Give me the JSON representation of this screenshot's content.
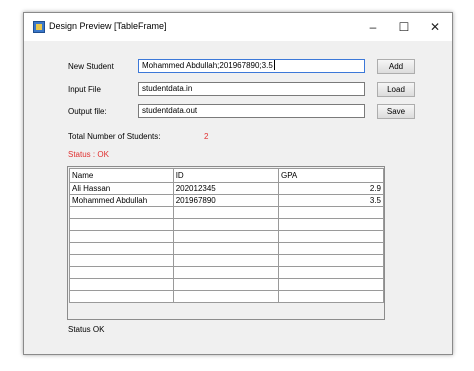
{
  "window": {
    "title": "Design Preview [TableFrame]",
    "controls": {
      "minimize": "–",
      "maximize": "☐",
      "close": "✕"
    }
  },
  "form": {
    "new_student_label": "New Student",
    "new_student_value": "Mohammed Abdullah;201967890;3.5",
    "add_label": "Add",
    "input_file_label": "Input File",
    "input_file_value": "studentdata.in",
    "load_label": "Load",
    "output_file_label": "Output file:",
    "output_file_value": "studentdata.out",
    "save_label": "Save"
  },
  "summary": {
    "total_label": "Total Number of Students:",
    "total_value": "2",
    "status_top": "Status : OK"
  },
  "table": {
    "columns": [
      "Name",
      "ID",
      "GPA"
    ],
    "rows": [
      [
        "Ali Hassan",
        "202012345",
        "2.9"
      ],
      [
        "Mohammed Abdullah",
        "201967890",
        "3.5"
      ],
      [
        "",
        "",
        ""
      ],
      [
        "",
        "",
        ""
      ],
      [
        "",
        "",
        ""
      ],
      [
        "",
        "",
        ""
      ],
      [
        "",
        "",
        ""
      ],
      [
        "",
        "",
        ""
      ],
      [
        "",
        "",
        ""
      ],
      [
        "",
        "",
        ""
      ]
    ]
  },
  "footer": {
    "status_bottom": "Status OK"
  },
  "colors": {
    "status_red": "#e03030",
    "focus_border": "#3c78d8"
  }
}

◆ **Problem requirements**: Gather each line in the entries above where the string "Abdullah" is found.

◆ **Response to this exercise**:
    "new_student_value": "Mohammed Abdullah;201967890;3.5",
        "Mohammed Abdullah",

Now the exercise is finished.